---- Information provided

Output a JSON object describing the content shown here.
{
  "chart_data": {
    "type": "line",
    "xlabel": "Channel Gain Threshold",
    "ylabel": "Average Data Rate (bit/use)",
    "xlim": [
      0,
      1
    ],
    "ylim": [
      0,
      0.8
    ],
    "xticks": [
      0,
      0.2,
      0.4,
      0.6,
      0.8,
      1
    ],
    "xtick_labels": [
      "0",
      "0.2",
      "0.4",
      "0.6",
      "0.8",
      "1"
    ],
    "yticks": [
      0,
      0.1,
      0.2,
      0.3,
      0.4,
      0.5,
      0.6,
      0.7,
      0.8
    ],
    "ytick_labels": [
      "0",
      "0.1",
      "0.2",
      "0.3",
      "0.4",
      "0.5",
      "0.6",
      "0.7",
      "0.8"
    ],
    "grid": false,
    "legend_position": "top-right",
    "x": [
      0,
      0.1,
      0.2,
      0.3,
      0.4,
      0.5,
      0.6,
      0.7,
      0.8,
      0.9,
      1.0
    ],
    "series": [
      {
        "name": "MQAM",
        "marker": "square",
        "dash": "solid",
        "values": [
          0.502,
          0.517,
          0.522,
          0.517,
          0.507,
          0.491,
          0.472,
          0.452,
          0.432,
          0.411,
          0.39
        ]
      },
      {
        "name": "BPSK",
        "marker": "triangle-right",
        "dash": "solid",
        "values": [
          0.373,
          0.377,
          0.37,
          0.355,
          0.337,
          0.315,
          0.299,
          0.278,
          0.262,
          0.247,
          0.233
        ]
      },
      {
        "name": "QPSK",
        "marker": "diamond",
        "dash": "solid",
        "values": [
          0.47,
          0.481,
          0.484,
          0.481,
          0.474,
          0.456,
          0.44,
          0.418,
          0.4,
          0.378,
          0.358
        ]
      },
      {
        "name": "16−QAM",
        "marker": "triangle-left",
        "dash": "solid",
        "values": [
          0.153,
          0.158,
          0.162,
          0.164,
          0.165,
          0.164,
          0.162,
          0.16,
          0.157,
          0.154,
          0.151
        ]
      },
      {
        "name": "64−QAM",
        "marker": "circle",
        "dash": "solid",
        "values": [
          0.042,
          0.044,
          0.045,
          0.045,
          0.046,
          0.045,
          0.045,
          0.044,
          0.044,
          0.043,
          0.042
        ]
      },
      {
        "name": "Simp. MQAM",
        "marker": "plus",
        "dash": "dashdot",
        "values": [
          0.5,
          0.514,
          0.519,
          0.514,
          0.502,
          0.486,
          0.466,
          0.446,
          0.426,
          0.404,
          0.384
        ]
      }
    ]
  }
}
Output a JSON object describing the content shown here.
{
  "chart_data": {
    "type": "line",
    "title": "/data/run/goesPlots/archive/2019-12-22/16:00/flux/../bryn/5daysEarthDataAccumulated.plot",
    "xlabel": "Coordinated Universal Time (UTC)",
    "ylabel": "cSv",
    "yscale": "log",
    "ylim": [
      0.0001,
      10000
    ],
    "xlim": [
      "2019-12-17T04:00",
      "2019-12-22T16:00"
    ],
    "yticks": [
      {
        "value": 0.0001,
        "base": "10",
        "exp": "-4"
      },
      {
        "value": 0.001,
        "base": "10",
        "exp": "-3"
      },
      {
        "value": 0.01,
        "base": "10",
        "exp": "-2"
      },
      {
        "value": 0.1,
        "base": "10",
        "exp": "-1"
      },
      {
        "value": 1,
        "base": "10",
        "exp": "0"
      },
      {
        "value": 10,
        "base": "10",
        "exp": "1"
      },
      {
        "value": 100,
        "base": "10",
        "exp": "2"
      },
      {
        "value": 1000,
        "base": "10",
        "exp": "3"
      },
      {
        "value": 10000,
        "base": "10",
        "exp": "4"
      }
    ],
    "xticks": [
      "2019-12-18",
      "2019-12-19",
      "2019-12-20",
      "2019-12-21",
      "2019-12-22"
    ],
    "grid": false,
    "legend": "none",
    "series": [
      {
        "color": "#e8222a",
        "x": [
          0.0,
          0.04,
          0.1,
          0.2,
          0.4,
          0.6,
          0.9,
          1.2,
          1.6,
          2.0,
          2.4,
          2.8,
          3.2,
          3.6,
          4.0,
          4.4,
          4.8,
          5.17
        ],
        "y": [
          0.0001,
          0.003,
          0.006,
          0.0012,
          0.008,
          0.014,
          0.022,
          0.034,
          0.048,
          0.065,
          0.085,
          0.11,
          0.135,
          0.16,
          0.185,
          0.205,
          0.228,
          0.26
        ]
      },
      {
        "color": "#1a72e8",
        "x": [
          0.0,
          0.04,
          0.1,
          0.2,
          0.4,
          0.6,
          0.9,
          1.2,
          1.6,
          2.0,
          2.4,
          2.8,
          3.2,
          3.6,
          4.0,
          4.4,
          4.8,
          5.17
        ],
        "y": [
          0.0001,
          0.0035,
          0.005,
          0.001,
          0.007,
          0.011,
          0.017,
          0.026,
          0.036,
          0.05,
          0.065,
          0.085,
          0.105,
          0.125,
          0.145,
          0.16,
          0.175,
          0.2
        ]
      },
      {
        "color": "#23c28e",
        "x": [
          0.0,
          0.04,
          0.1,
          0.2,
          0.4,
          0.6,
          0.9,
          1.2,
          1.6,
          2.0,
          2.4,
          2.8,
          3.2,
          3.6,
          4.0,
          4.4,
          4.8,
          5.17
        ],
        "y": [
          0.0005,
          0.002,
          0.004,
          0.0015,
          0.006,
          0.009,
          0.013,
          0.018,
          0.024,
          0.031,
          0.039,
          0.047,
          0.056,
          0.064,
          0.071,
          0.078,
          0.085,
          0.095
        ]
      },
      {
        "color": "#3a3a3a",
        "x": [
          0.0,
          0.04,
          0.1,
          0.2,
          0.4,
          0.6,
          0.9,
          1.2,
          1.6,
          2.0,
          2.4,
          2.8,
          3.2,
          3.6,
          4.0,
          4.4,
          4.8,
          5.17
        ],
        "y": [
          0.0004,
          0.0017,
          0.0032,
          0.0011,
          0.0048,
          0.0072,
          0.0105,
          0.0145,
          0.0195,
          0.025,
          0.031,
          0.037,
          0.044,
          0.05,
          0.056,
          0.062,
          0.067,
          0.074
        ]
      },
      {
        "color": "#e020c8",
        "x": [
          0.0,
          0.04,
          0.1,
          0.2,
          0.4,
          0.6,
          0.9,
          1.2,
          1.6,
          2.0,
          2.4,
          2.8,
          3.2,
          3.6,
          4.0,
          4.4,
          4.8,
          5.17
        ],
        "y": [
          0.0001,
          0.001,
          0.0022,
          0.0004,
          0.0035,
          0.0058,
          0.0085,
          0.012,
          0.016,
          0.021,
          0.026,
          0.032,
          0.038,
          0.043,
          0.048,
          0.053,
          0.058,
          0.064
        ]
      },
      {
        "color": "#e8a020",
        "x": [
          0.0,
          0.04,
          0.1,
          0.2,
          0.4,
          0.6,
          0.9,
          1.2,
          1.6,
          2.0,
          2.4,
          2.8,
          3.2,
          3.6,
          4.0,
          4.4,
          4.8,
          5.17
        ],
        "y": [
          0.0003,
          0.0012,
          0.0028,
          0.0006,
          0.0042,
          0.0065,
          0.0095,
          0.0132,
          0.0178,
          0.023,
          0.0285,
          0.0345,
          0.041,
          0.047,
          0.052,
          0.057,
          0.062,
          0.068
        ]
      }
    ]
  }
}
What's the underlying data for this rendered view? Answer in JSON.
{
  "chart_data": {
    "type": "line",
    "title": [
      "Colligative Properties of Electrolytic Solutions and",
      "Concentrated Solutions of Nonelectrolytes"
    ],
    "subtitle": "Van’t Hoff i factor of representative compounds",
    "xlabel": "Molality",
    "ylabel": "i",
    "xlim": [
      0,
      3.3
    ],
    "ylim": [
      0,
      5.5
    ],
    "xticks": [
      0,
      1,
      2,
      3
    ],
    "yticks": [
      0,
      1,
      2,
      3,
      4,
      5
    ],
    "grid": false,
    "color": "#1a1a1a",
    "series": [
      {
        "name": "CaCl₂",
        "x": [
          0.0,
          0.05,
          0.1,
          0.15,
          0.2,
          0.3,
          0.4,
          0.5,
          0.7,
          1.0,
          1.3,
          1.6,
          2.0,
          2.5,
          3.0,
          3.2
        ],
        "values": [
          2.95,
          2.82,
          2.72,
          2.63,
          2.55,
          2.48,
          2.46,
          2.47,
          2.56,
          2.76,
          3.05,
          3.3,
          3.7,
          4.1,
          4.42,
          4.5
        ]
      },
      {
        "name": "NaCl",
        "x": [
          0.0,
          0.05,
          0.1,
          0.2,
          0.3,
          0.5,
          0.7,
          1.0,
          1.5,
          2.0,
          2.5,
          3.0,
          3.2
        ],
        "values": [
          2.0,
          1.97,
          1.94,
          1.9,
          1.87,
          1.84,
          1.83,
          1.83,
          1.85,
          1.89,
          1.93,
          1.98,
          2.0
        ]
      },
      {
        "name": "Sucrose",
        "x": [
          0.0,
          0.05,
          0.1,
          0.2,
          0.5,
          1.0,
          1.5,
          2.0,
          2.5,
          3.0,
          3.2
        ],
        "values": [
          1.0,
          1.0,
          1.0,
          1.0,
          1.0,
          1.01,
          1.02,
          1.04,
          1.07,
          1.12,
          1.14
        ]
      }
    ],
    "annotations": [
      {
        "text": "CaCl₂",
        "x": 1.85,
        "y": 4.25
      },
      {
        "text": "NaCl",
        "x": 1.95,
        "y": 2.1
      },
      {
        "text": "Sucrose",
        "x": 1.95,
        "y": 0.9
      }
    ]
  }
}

--------

(Direction) Find every line containing the word "xlabel", then give the total and nothing more.

(Worked answer) 3